• Task details: Reproduce every line of the material below verbatim, in the same order.

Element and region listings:
● ● ● ● ●
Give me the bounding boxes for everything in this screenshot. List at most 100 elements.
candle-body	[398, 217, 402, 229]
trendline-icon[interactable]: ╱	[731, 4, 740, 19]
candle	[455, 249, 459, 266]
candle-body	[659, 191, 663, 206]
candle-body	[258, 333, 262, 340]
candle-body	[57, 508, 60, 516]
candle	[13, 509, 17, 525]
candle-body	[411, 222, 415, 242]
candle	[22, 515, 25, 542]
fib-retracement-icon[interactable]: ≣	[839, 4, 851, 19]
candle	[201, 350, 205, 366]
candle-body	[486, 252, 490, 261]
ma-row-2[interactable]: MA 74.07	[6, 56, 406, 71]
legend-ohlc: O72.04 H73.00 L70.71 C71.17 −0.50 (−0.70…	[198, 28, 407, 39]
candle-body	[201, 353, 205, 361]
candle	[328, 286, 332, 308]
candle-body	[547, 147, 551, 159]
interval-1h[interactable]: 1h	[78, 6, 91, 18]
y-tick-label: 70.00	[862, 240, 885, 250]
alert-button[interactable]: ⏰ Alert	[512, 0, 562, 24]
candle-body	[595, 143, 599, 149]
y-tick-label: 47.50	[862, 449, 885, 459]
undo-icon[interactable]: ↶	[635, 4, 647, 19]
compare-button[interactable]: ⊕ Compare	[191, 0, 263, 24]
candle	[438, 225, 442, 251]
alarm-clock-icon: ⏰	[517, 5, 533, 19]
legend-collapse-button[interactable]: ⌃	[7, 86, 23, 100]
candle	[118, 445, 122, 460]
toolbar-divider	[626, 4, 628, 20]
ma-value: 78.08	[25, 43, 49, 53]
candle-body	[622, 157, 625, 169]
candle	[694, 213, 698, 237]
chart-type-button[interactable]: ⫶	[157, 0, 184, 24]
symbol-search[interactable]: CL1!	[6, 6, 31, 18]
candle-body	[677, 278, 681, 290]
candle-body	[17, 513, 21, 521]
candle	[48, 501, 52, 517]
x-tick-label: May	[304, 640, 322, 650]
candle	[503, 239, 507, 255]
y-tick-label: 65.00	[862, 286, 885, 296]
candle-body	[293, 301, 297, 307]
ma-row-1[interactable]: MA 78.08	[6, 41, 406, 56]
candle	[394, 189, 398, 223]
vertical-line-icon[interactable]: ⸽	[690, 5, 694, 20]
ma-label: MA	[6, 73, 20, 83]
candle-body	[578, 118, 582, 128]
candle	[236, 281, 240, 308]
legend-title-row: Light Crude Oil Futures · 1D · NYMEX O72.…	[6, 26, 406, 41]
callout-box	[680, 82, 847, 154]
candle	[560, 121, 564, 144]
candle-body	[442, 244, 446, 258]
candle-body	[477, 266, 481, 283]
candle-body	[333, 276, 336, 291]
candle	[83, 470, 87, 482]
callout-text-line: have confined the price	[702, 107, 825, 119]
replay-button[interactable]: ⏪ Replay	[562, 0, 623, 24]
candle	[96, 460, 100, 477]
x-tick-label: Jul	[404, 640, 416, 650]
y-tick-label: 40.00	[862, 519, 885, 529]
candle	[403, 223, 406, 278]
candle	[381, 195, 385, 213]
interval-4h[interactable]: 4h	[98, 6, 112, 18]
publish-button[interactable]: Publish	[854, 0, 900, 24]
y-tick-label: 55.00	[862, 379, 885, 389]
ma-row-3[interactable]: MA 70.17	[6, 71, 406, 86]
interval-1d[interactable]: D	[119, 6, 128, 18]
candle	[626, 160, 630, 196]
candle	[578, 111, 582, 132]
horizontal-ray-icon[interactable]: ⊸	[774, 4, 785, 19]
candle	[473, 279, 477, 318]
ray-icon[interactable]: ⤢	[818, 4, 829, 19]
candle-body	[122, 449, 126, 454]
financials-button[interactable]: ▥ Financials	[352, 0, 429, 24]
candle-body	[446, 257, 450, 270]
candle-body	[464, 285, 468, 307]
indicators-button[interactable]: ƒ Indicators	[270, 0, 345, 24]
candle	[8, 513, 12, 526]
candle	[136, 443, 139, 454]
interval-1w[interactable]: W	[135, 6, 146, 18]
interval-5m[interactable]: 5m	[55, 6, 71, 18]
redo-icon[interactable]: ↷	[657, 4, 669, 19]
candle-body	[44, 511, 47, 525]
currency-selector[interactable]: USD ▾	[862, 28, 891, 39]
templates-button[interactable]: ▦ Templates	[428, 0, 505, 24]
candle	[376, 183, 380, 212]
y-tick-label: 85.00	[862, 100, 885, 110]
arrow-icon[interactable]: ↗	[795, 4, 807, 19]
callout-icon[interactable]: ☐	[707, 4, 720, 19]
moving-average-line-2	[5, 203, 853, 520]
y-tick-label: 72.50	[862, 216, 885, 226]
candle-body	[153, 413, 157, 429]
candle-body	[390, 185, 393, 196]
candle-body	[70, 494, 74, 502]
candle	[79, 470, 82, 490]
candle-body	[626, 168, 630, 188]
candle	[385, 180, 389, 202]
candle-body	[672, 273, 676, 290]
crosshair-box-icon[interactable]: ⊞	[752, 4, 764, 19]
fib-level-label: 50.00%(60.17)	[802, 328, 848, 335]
● ● ● ● ●
• Correct answer:
Give me the bounding boxes for everything in this screenshot. List at most 100 elements.
candle-body	[398, 217, 402, 229]
trendline-icon[interactable]: ╱	[731, 4, 740, 19]
candle	[455, 249, 459, 266]
candle-body	[659, 191, 663, 206]
candle-body	[258, 333, 262, 340]
candle-body	[57, 508, 60, 516]
candle	[13, 509, 17, 525]
candle-body	[411, 222, 415, 242]
candle	[22, 515, 25, 542]
fib-retracement-icon[interactable]: ≣	[839, 4, 851, 19]
candle	[201, 350, 205, 366]
candle-body	[486, 252, 490, 261]
ma-row-2[interactable]: MA 74.07	[6, 56, 406, 71]
legend-ohlc: O72.04 H73.00 L70.71 C71.17 −0.50 (−0.70…	[198, 28, 407, 39]
candle-body	[201, 353, 205, 361]
candle	[328, 286, 332, 308]
candle-body	[547, 147, 551, 159]
interval-1h[interactable]: 1h	[78, 6, 91, 18]
y-tick-label: 70.00	[862, 240, 885, 250]
alert-button[interactable]: ⏰ Alert	[512, 0, 562, 24]
candle-body	[595, 143, 599, 149]
y-tick-label: 47.50	[862, 449, 885, 459]
undo-icon[interactable]: ↶	[635, 4, 647, 19]
compare-button[interactable]: ⊕ Compare	[191, 0, 263, 24]
candle	[438, 225, 442, 251]
alarm-clock-icon: ⏰	[517, 5, 533, 19]
legend-collapse-button[interactable]: ⌃	[7, 86, 23, 100]
candle	[118, 445, 122, 460]
toolbar-divider	[626, 4, 628, 20]
ma-value: 78.08	[25, 43, 49, 53]
candle-body	[622, 157, 625, 169]
candle	[694, 213, 698, 237]
chart-type-button[interactable]: ⫶	[157, 0, 184, 24]
symbol-search[interactable]: CL1!	[6, 6, 31, 18]
candle-body	[677, 278, 681, 290]
candle-body	[17, 513, 21, 521]
candle	[48, 501, 52, 517]
x-tick-label: May	[304, 640, 322, 650]
candle	[503, 239, 507, 255]
y-tick-label: 65.00	[862, 286, 885, 296]
candle-body	[293, 301, 297, 307]
ma-row-1[interactable]: MA 78.08	[6, 41, 406, 56]
candle	[394, 189, 398, 223]
vertical-line-icon[interactable]: ⸽	[690, 5, 694, 20]
ma-label: MA	[6, 73, 20, 83]
candle-body	[578, 118, 582, 128]
candle	[236, 281, 240, 308]
legend-title-row: Light Crude Oil Futures · 1D · NYMEX O72.…	[6, 26, 406, 41]
callout-box	[680, 82, 847, 154]
candle	[560, 121, 564, 144]
candle-body	[442, 244, 446, 258]
candle-body	[477, 266, 481, 283]
candle-body	[333, 276, 336, 291]
candle	[83, 470, 87, 482]
callout-text-line: have confined the price	[702, 107, 825, 119]
replay-button[interactable]: ⏪ Replay	[562, 0, 623, 24]
candle	[96, 460, 100, 477]
x-tick-label: Jul	[404, 640, 416, 650]
y-tick-label: 40.00	[862, 519, 885, 529]
candle	[403, 223, 406, 278]
candle	[381, 195, 385, 213]
interval-4h[interactable]: 4h	[98, 6, 112, 18]
publish-button[interactable]: Publish	[854, 0, 900, 24]
y-tick-label: 55.00	[862, 379, 885, 389]
ma-row-3[interactable]: MA 70.17	[6, 71, 406, 86]
interval-1d[interactable]: D	[119, 6, 128, 18]
candle	[626, 160, 630, 196]
candle	[578, 111, 582, 132]
horizontal-ray-icon[interactable]: ⊸	[774, 4, 785, 19]
candle	[473, 279, 477, 318]
ray-icon[interactable]: ⤢	[818, 4, 829, 19]
candle-body	[122, 449, 126, 454]
financials-button[interactable]: ▥ Financials	[352, 0, 429, 24]
candle-body	[446, 257, 450, 270]
candle-body	[464, 285, 468, 307]
indicators-button[interactable]: ƒ Indicators	[270, 0, 345, 24]
candle	[8, 513, 12, 526]
candle	[136, 443, 139, 454]
interval-1w[interactable]: W	[135, 6, 146, 18]
interval-5m[interactable]: 5m	[55, 6, 71, 18]
redo-icon[interactable]: ↷	[657, 4, 669, 19]
candle-body	[44, 511, 47, 525]
currency-selector[interactable]: USD ▾	[862, 28, 891, 39]
templates-button[interactable]: ▦ Templates	[428, 0, 505, 24]
candle	[376, 183, 380, 212]
y-tick-label: 85.00	[862, 100, 885, 110]
arrow-icon[interactable]: ↗	[795, 4, 807, 19]
callout-icon[interactable]: ☐	[707, 4, 720, 19]
moving-average-line-2	[5, 203, 853, 520]
y-tick-label: 72.50	[862, 216, 885, 226]
candle-body	[153, 413, 157, 429]
candle-body	[390, 185, 393, 196]
candle-body	[70, 494, 74, 502]
candle	[79, 470, 82, 490]
candle-body	[626, 168, 630, 188]
candle	[385, 180, 389, 202]
candle-body	[672, 273, 676, 290]
crosshair-box-icon[interactable]: ⊞	[752, 4, 764, 19]
fib-level-label: 50.00%(60.17)	[802, 328, 848, 335]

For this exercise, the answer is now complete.